(Records about charts and figures)
# # # # #
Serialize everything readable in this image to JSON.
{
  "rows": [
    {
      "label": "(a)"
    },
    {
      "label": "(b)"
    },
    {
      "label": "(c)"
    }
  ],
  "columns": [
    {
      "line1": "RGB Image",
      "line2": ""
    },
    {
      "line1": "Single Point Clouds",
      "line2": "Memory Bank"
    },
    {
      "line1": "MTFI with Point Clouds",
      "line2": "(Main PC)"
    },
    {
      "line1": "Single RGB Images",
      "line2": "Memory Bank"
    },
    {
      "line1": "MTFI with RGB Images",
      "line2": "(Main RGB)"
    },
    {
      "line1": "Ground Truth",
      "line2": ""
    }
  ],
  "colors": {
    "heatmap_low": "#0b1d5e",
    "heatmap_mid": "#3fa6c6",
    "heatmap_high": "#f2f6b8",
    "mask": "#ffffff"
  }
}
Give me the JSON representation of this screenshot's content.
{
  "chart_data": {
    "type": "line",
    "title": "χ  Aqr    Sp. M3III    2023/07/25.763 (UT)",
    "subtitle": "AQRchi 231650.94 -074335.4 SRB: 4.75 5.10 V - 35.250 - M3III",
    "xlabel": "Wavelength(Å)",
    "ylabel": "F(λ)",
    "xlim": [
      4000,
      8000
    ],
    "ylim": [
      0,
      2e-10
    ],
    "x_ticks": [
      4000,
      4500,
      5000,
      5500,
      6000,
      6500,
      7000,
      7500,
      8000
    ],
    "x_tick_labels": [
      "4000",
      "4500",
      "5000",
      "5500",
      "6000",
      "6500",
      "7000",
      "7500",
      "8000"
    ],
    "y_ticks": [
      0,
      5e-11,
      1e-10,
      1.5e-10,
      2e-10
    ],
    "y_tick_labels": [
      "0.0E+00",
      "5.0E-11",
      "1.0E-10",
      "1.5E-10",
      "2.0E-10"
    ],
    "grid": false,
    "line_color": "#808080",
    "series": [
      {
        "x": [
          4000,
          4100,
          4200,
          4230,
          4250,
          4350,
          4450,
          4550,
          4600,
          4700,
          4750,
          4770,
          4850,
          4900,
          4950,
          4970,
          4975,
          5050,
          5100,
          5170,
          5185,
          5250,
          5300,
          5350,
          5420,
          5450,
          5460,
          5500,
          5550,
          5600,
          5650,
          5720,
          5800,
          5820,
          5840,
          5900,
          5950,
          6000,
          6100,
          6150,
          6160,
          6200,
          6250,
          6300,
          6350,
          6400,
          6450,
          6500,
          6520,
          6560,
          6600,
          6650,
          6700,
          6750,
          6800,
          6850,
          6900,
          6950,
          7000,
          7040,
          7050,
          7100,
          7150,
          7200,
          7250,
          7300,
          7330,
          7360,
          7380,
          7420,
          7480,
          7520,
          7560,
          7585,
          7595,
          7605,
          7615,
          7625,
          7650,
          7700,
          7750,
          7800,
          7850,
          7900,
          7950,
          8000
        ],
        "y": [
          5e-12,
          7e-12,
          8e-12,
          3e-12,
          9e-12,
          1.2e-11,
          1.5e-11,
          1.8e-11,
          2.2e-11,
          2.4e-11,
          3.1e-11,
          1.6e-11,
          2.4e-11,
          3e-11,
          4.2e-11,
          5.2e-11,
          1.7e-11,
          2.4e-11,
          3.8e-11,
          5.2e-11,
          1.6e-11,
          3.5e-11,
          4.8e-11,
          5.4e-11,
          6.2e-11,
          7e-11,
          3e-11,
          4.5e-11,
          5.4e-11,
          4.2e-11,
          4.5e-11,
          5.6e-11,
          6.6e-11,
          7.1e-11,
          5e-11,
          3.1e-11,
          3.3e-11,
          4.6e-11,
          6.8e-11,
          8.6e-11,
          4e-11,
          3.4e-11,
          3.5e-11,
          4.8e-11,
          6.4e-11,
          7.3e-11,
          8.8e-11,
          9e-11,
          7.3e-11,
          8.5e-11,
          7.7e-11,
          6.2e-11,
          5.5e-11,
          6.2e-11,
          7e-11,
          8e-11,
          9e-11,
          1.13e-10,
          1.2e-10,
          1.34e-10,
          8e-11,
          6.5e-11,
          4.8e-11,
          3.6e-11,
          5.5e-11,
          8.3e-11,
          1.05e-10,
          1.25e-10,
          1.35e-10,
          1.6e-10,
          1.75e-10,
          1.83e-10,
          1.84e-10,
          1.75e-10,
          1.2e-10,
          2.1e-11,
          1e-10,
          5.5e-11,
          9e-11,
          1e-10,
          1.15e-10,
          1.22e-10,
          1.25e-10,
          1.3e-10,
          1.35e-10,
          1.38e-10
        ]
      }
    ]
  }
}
# # # # #
Required work
Check each line of the records for "JSON" and copy the ones that contain it.

Answer for the task
Serialize everything readable in this image to JSON.
Give me the JSON representation of this screenshot's content.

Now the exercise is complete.